## Stated goal 1
In the excerpt about office desk collectibles, what amount was withdrawn from the friend's bank account for the pre-ordered Dilophosaurus bust?
▬▬▬
My favorite piece of pop culture fanfare on my desk is also its newest edition: a Dilophosaurus bust based off the one in Jurassic Park. A friend pre-ordered it for my birthday gift back in April 2017. We both forgot about it until a few weeks ago when it suddenly withdrew $120 from her bank account and she texted me that I’d better still be into this shit. I am very much still into this shit. Seeing Jurassic Park the summer before fourth grade is easily my favorite movie-going experience to date, and of all of the dinosaurs in that movie, the Dilophosaurus is the coolest. Not that it is in any way based in reality—Steven Spielberg admitted that he threw science out the window when inventing his movie’s Dilophosaurus. It spits venom and frills out like a cobra, two awesome things that are not in any way suggested in the paleontological record. And that’s fine. Having this next to me at work where I get to make art for a living is a constant reminder that I’ve never really grown up.


Erik Adams

The other day, I walked out of the A.V. Club conference room and spotted Jimmy treating his expertly arranged, smartly curated treasury to a feather dusting, perfectly illustrating the differences between the museum of high-end collectables on his desk and the homely neighborhood hobby store that’s thrown up on mine. I’ve always been attracted to pop-culture ephemera, the older the better, and the KonMari worst-case-scenario that surrounds me as I type is a bricolage of TV reference books, Simpsons action figures inherited from departed colleagues, and a small army of Funko Pop! acquired personally and/or adopted after we struck the A.V. Club Live set. (Say what you will about their oppressive ubiquity, or the flattening homogeneity of their design—how else was I supposed to get a toy version of Maury The Hormone Monster?) There’s also a number of childhood playthings that I’ve held onto long enough that they’ve achieved a pseudo-antique status, like my weathered ghost trap accessory from Kenner’s Real Ghostbusters line. Long disconnected from the pneumatic pedal that opened and closed its glow-in-the-dark doors, the item occupies a place of pride in a small shrine to the (now unnecessarily polarizing) franchise, atop VHS copies of the first two movies and an external hard drive I’ve nicknamed The Containment Unit. You can read that as an additional Ghostbusters nod or an unconscious admission of guilt over my cluttered workspace—but the Funko Slimer who’s rising from the trap (mere feet away from his papier mache likeness) suggests the ultimate winner in the battle between loving collector and remorseful hoarder. I could probably stand to dust more, though.
▬▬▬
## Stated goal 2
Copy verbatim the lines of the listing between the line holding "provisions-list (0, 153, 954, 543)" and the line holding "item-number: 1) (27, 157, 45, 179)", inclusive.
▬▬▬
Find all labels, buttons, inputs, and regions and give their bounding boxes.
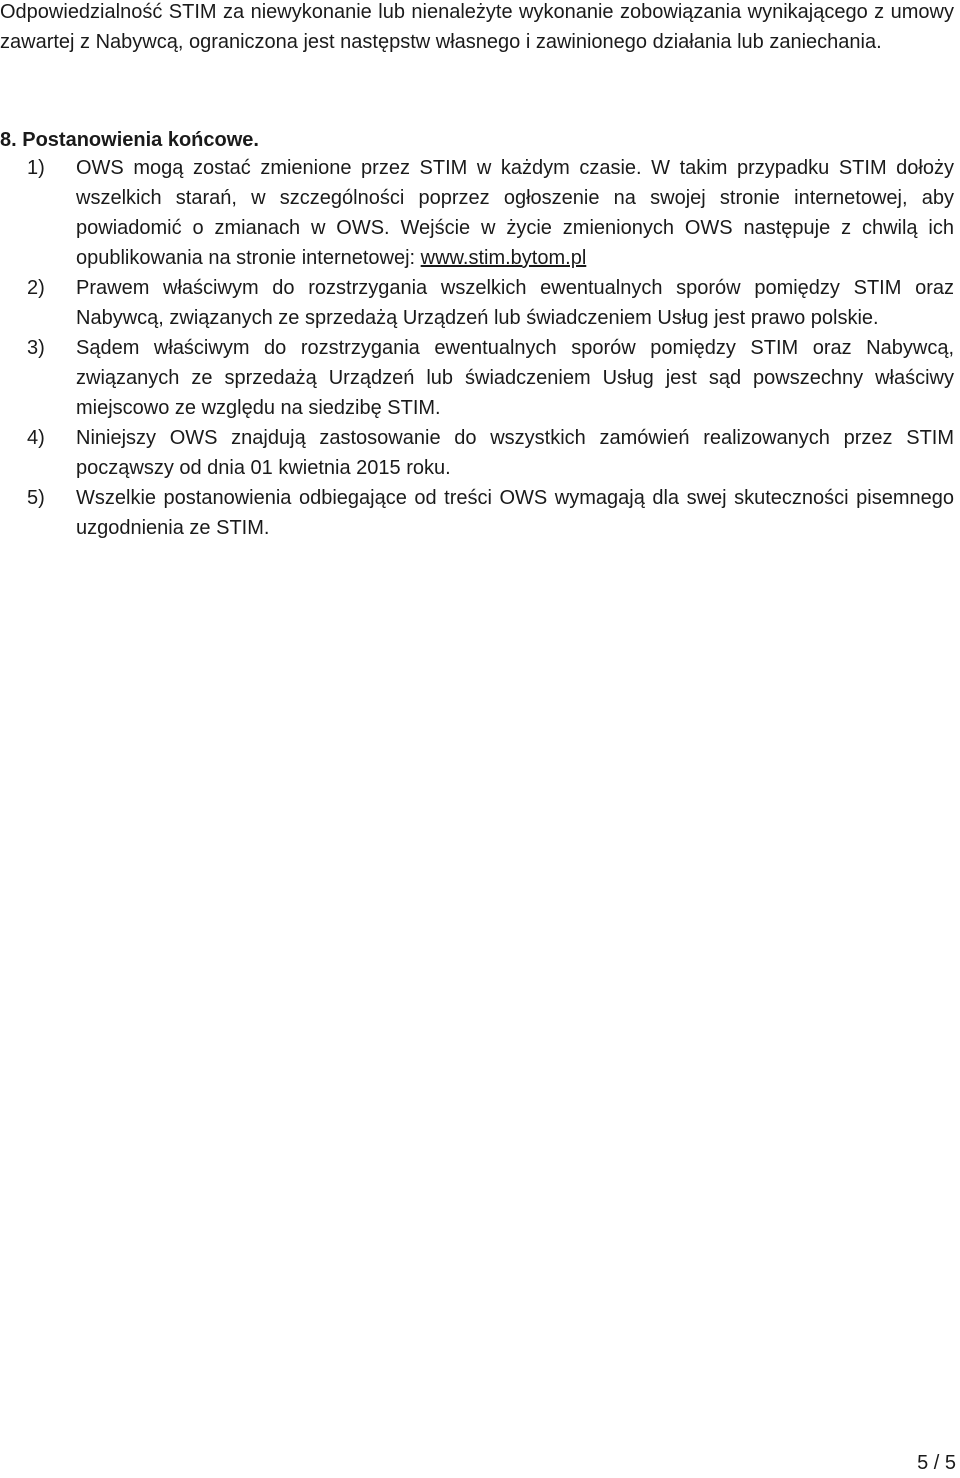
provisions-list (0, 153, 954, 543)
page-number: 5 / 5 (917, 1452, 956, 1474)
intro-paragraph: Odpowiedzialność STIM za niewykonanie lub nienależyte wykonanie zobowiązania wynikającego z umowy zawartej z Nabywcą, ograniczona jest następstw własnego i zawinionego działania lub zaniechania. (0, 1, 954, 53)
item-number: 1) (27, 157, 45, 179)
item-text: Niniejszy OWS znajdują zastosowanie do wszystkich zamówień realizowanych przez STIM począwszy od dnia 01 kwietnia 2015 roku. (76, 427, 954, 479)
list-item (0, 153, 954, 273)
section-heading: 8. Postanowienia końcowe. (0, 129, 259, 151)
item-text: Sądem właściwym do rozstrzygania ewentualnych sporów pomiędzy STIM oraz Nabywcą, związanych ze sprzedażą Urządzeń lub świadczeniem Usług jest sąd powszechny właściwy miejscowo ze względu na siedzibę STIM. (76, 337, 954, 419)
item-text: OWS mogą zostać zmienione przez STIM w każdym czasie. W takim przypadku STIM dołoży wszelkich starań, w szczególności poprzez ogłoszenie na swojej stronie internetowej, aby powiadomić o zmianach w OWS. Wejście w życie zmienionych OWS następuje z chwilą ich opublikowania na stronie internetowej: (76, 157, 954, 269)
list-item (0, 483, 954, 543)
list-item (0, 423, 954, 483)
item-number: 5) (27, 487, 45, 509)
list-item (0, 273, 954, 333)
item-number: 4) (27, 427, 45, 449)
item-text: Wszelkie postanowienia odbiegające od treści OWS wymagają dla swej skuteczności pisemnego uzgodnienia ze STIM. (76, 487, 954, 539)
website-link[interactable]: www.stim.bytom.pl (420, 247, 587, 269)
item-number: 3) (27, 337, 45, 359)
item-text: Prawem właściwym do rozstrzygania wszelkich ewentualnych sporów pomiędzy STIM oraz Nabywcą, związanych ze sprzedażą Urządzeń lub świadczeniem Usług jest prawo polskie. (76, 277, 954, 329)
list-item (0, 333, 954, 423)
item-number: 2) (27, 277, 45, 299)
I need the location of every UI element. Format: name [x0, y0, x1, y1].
▬▬▬
## Correct answer 1
$120

## Correct answer 2
provisions-list (0, 153, 954, 543)
page-number: 5 / 5 (917, 1452, 956, 1474)
intro-paragraph: Odpowiedzialność STIM za niewykonanie lub nienależyte wykonanie zobowiązania wynikającego z umowy zawartej z Nabywcą, ograniczona jest następstw własnego i zawinionego działania lub zaniechania. (0, 1, 954, 53)
item-number: 1) (27, 157, 45, 179)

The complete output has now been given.